* BEGIN Extracted entries *

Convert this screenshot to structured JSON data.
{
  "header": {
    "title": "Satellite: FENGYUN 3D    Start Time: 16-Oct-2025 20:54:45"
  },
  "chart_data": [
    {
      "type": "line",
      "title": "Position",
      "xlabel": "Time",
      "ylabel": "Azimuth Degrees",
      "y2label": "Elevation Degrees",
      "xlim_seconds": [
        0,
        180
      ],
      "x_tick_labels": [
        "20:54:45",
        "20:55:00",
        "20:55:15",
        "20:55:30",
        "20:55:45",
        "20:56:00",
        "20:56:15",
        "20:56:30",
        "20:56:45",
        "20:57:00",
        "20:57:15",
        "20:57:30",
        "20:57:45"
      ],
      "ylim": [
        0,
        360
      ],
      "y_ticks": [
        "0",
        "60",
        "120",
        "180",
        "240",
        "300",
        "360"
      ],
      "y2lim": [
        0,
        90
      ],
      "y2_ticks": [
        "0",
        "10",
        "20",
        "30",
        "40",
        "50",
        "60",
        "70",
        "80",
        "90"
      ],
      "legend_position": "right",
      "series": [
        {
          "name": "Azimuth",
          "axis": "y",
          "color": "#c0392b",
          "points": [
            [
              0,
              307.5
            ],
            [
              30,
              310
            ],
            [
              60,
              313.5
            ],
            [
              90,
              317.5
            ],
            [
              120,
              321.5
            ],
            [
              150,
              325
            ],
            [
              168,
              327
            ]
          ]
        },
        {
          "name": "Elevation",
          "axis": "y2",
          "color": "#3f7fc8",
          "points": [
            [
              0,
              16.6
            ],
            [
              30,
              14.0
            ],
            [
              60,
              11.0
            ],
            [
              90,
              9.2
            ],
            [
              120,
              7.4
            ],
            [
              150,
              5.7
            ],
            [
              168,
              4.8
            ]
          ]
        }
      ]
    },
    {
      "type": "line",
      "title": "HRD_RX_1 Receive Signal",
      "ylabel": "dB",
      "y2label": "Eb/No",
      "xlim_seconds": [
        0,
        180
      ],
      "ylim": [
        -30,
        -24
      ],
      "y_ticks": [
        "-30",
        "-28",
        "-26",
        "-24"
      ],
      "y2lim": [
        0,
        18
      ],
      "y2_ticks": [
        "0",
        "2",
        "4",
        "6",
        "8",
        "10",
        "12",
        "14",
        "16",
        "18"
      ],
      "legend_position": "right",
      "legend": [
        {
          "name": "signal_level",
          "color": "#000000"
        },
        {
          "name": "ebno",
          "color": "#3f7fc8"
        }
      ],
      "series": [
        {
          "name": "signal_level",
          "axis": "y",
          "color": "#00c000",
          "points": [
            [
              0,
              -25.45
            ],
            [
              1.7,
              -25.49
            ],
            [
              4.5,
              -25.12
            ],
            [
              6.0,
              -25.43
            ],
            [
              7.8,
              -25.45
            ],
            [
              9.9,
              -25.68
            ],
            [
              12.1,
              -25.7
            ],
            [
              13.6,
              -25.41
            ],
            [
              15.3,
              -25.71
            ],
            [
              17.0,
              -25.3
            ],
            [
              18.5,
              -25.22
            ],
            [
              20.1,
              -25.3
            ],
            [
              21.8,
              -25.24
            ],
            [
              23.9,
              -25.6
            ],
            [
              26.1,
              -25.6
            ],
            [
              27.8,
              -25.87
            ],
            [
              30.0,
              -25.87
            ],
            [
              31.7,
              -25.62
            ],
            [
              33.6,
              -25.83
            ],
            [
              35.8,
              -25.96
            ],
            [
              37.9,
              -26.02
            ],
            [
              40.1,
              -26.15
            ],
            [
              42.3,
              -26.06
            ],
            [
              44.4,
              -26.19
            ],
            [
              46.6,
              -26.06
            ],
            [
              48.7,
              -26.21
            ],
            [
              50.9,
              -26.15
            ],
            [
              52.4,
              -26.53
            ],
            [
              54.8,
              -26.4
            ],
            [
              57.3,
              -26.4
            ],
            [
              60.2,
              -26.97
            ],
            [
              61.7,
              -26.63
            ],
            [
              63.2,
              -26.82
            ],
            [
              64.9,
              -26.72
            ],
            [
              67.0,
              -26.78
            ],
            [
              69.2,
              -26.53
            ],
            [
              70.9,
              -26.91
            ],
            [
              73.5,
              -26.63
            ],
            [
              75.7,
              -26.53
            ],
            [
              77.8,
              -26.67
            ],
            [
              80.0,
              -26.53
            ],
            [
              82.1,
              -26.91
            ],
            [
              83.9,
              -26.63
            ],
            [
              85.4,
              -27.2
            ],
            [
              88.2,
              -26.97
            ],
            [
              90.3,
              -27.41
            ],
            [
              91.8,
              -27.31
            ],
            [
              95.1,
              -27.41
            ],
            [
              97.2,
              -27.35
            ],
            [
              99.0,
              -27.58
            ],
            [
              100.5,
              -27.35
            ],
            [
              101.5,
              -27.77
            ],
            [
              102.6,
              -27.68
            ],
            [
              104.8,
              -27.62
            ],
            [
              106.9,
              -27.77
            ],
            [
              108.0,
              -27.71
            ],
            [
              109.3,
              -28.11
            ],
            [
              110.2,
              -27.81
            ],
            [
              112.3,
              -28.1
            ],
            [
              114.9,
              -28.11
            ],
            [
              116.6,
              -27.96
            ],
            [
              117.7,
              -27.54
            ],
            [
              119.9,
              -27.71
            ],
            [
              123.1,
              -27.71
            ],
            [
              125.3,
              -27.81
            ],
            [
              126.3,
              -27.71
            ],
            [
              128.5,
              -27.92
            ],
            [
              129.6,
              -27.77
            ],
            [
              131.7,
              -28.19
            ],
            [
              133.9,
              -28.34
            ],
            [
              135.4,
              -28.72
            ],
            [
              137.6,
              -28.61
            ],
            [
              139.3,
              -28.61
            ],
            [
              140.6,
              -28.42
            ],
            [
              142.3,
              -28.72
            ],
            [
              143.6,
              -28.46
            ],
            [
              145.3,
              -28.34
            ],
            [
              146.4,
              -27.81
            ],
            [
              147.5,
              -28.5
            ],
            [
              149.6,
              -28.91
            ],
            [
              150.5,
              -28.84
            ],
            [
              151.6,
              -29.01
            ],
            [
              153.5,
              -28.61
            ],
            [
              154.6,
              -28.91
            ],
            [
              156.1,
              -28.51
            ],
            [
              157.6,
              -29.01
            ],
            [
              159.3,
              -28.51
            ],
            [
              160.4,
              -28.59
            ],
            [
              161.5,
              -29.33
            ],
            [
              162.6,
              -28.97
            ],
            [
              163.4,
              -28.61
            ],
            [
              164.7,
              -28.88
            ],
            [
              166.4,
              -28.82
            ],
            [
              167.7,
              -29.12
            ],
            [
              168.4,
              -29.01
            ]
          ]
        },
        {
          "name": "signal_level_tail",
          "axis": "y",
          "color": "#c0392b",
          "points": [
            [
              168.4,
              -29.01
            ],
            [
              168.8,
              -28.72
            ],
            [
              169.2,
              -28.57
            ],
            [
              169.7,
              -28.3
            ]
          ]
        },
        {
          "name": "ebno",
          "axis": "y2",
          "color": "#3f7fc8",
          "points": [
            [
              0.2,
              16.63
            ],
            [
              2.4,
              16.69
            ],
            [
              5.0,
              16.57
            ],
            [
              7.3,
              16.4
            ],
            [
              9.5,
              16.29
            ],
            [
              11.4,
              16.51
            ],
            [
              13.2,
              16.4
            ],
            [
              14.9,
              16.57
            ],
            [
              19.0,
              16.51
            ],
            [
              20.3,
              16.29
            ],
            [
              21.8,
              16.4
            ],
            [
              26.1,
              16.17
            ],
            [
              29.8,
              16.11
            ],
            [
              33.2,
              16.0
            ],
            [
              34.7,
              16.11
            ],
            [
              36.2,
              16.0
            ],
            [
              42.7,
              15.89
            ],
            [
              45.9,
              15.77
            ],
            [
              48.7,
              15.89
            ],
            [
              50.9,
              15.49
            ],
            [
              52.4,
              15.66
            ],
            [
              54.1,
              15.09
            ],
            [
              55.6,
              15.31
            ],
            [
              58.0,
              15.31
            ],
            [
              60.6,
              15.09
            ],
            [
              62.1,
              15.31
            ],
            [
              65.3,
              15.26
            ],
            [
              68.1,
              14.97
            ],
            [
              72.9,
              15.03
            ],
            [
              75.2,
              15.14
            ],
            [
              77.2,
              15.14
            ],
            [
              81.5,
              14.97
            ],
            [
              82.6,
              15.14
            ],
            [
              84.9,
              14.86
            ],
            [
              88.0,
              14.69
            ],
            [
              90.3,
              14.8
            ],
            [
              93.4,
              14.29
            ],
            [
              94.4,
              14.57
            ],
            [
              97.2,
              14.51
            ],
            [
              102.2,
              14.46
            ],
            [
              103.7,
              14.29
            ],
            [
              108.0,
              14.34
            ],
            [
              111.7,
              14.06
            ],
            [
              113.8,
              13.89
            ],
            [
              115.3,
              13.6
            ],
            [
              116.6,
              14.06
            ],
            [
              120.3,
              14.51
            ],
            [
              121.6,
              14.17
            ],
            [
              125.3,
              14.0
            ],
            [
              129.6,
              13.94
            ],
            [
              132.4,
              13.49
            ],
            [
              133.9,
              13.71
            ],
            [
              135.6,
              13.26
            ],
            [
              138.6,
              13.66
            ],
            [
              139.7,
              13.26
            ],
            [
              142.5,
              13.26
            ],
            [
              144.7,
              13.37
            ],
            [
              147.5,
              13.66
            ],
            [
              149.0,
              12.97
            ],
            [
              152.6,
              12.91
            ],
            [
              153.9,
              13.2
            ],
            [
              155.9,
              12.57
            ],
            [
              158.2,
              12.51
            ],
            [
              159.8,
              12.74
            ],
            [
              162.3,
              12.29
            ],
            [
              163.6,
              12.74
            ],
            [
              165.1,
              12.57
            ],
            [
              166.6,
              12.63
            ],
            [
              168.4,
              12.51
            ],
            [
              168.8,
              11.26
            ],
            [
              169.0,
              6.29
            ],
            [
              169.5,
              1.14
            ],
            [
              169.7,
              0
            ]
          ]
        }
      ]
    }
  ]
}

* END Extracted entries *

▶ Work required: In the entries above, find each line with the word "Azimuth" and copy it.

▶ Exercise answer:
      "ylabel": "Azimuth Degrees",
          "name": "Azimuth",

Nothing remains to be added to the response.